## PROVIDED TEXT
1. Apart from the question of the improper admission at the trial of the evidence of Akilanda Soma Naik given before the committing Magistrate without proof that it was impossible to procure by attendance before the Sessions Court with which my learned brother has fully dealt, I think that the accused is likely to have been further prejudiced in this trial by the misreception of hearsay evidence and that, on this account also, the appeal must succeed. The only evidence to connect the accused with this decoity is the statement of two witnesses, viz., Akilanda Soma Naik examined in the committing Magistrate's Court and P.W. 2 examined in the Sessions Court. Both of these persons, on their own admission, are men employed by the Police to do private detection work in Kaller villages on behalf of the Police and in my opinion, the jury should have been cautioned against acting too readily upon such evidence.

Source records:
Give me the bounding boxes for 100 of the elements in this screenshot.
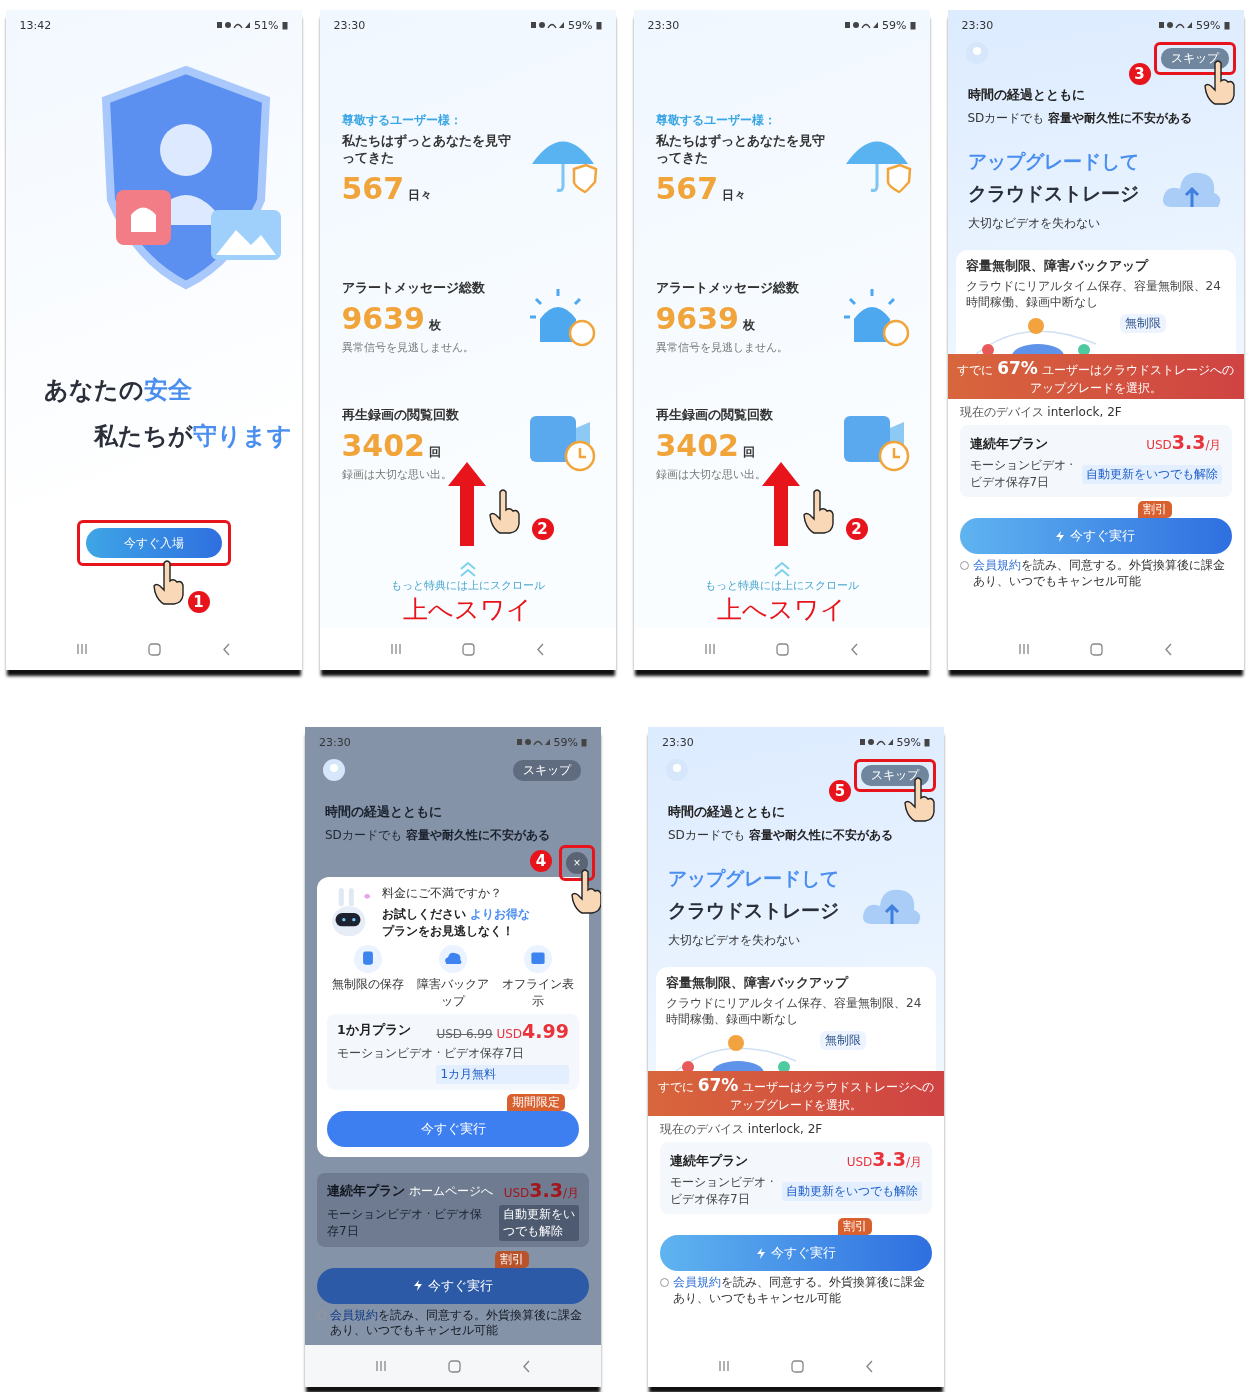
status-icons bbox=[1159, 21, 1194, 29]
back-icon[interactable] bbox=[864, 1359, 874, 1373]
run-now-button[interactable]: 今すぐ実行 bbox=[327, 1110, 579, 1147]
stat-note: 異常信号を見逃しません。 bbox=[655, 339, 789, 355]
plan-description: モーションビデオ · ビデオ保存7日 bbox=[337, 1044, 526, 1062]
home-icon[interactable] bbox=[448, 1359, 461, 1373]
plan-card[interactable]: 1か月プラン USD 6.99 USD4.99 モーションビデオ · ビデオ保存7日 1カ月無料 bbox=[327, 1013, 579, 1090]
back-icon[interactable] bbox=[521, 1359, 531, 1373]
battery-icon bbox=[595, 20, 602, 30]
battery-level: 59% bbox=[882, 18, 907, 32]
price-note: 自動更新をいつでも解除 bbox=[1081, 464, 1222, 484]
price-note: 自動更新をいつでも解除 bbox=[499, 1204, 579, 1241]
skip-button[interactable]: スキップ bbox=[513, 760, 581, 781]
terms-link[interactable]: 会員規約 bbox=[972, 558, 1021, 573]
back-icon[interactable] bbox=[536, 642, 546, 656]
plan-card[interactable]: 連続年プラン ホームページへ USD3.3/月 モーションビデオ · ビデオ保存7日 自動更新をいつでも解除 bbox=[317, 1172, 589, 1247]
stat-value: 9639 枚 bbox=[341, 300, 442, 336]
status-time: 23:30 bbox=[662, 735, 694, 749]
subheading-text: SDカードでも 容量や耐久性に不安がある bbox=[667, 827, 894, 844]
step-number: 3 bbox=[1128, 63, 1151, 85]
cloud-feature-icon bbox=[439, 944, 467, 973]
avatar-icon bbox=[323, 759, 345, 781]
hand-pointer-icon bbox=[801, 488, 836, 534]
terms-link[interactable]: 会員規約 bbox=[673, 1275, 721, 1290]
welcome-title: あなたの安全 bbox=[42, 375, 193, 406]
enter-button[interactable]: 今すぐ入場 bbox=[85, 528, 222, 558]
plan-price: USD3.3/月 bbox=[845, 1148, 922, 1172]
close-button[interactable]: × bbox=[566, 852, 588, 874]
battery-level: 51% bbox=[254, 18, 279, 32]
feature-title: 容量無制限、障害バックアップ bbox=[965, 258, 1150, 275]
stat-note: 録画は大切な思い出。 bbox=[341, 466, 453, 482]
hand-pointer-icon bbox=[570, 868, 601, 914]
step-number: 5 bbox=[829, 780, 851, 802]
skip-button[interactable]: スキップ bbox=[1160, 48, 1229, 69]
plan-card[interactable]: 連続年プラン USD3.3/月 モーションビデオ · ビデオ保存7日 自動更新をいつでも解除 bbox=[959, 425, 1232, 498]
back-icon[interactable] bbox=[1164, 642, 1174, 656]
step-number: 1 bbox=[187, 591, 210, 613]
bolt-icon bbox=[1056, 530, 1064, 542]
home-icon[interactable] bbox=[776, 642, 790, 656]
tagline-text: 大切なビデオを失わない bbox=[668, 932, 801, 949]
status-time: 23:30 bbox=[961, 18, 994, 32]
recent-apps-icon[interactable] bbox=[75, 643, 88, 655]
recent-apps-icon[interactable] bbox=[375, 1360, 388, 1372]
battery-level: 59% bbox=[1196, 18, 1221, 32]
up-arrow-icon bbox=[761, 462, 800, 546]
home-icon[interactable] bbox=[148, 642, 162, 656]
battery-level: 59% bbox=[896, 735, 921, 749]
status-icons bbox=[845, 21, 880, 29]
recent-apps-icon[interactable] bbox=[718, 1360, 731, 1372]
run-now-button[interactable]: 今すぐ実行 bbox=[317, 1267, 589, 1304]
back-icon[interactable] bbox=[222, 642, 232, 656]
back-icon[interactable] bbox=[850, 642, 860, 656]
battery-icon bbox=[1223, 20, 1230, 30]
step-number: 4 bbox=[530, 850, 552, 872]
status-time: 23:30 bbox=[319, 735, 351, 749]
plan-card[interactable]: 連続年プラン USD3.3/月 モーションビデオ · ビデオ保存7日 自動更新をいつでも解除 bbox=[660, 1142, 932, 1215]
welcome-subtitle: 私たちが守ります bbox=[92, 421, 293, 452]
stat-label: 私たちはずっとあなたを見守ってきた bbox=[655, 133, 826, 167]
plan-price: USD3.3/月 bbox=[1145, 431, 1222, 455]
recent-apps-icon[interactable] bbox=[389, 643, 402, 655]
feature-description: クラウドにリアルタイム保存、容量無制限、24時間稼働、録画中断なし bbox=[965, 279, 1222, 311]
hand-pointer-icon bbox=[151, 559, 186, 605]
bolt-icon bbox=[413, 1280, 422, 1292]
plan-name: 連続年プラン bbox=[969, 435, 1048, 451]
tagline-text: 大切なビデオを失わない bbox=[967, 215, 1101, 232]
swipe-caption: 上へスワイ bbox=[402, 594, 533, 626]
greeting-text: 尊敬するユーザー様： bbox=[341, 112, 463, 129]
skip-button[interactable]: スキップ bbox=[861, 765, 929, 786]
battery-icon bbox=[924, 737, 930, 747]
battery-icon bbox=[909, 20, 916, 30]
home-icon[interactable] bbox=[462, 642, 476, 656]
plan-description: モーションビデオ · ビデオ保存7日 bbox=[969, 457, 1075, 492]
subheading-text: SDカードでも 容量や耐久性に不安がある bbox=[966, 110, 1194, 127]
stat-value: 567 日々 bbox=[655, 170, 748, 206]
stat-label: アラートメッセージ総数 bbox=[341, 279, 486, 297]
recent-apps-icon[interactable] bbox=[1017, 643, 1030, 655]
terms-text: 会員規約を読み、同意する。外貨換算後に課金あり、いつでもキャンセル可能 bbox=[330, 1307, 583, 1339]
chevron-up-icon[interactable] bbox=[772, 560, 791, 578]
home-icon[interactable] bbox=[1090, 642, 1104, 656]
battery-level: 59% bbox=[568, 18, 593, 32]
plan-name: 1か月プラン bbox=[337, 1022, 412, 1040]
discount-badge: 割引 bbox=[495, 1250, 529, 1268]
feature-label: オフライン表示 bbox=[501, 975, 576, 1010]
up-arrow-icon bbox=[447, 462, 486, 546]
stat-value: 3402 回 bbox=[341, 427, 442, 463]
run-now-button[interactable]: 今すぐ実行 bbox=[660, 1235, 932, 1272]
stat-value: 3402 回 bbox=[655, 427, 756, 463]
status-icons bbox=[516, 738, 551, 746]
terms-text: 会員規約を読み、同意する。外貨換算後に課金あり、いつでもキャンセル可能 bbox=[972, 558, 1226, 590]
run-now-button[interactable]: 今すぐ実行 bbox=[959, 518, 1232, 555]
home-icon[interactable] bbox=[791, 1359, 804, 1373]
dialog-message: お試しください よりお得な bbox=[382, 906, 531, 923]
feature-description: クラウドにリアルタイム保存、容量無制限、24時間稼働、録画中断なし bbox=[666, 996, 923, 1028]
promo-banner: すでに 67% ユーザーはクラウドストレージへのアップグレードを選択。 bbox=[648, 1071, 944, 1117]
alarm-light-icon bbox=[527, 287, 598, 348]
chevron-up-icon[interactable] bbox=[458, 560, 477, 578]
recent-apps-icon[interactable] bbox=[703, 643, 716, 655]
limited-badge: 期間限定 bbox=[507, 1093, 565, 1111]
swipe-caption: 上へスワイ bbox=[716, 594, 847, 626]
terms-link[interactable]: 会員規約 bbox=[330, 1307, 378, 1322]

## OBJECTIVES
[A] List the faults in the trial that the judgment excerpt points to.
[B] Answer these questions from the judgment excerpt:
(i) What crime is the accused connected with?
(ii) In which court was P.W. 2 examined?
(iii) In what villages do the two witnesses do detection work for the Police?
[C] Go on with the judgment excerpt, starting after its last sentence.

## ANSWERS FOR THIS EXERCISE
[A]
- The evidence Akilanda Soma Naik gave before the committing Magistrate was admitted at the trial without proof that it was impossible to get him to attend the Sessions Court.
- Hearsay evidence was wrongly received.
- The jury was not cautioned against acting too readily on the evidence of the two witnesses, who were men employed by the Police to do private detection work.

[B]
(i) A decoity.
(ii) The Sessions Court.
(iii) Kaller villages.

[C]
2. Both of these witnesses have given a detailed statement as to the inquiries made by them to obtain a clue to the decoity, in the course of which they employed one Chinnapayal as an agent. The statements of Chinnapayal who has not been examined as a witness in the trial of this accused are not admissible in evidence, but in the depositions of both of these witnesses, statements as to what Chinnapayal said have been recorded as though it was direct evidence. One of the statements made by Chinnapayal as given by P.W. 2 is that four persons named by him had taken part in this dacoity and some others whose names he did not remember; one of those names was that of the accused under trial. What Chinnapayal said was not evidence and should not have been admitted by the Sessions Judge, and it is likely to have prejudiced the Jury in deciding whether the accused was guilty or not. There are other statements in these depositions referring to other offences which were irrelevant for the purposes of this trial. If the Sessions Judge found it necessary to admit such evidence for other purposes he should have cautioned the Jury as to its relevancy against the present accused. For these reasons, I agree that the conviction must be set aside and that the accused should be retried.
Seshagiri Iyer, J.
3. The Jury brought a verdict of ' guilty' against the accused in this case and the Sessions Judge convicted them of the offence of dacoity.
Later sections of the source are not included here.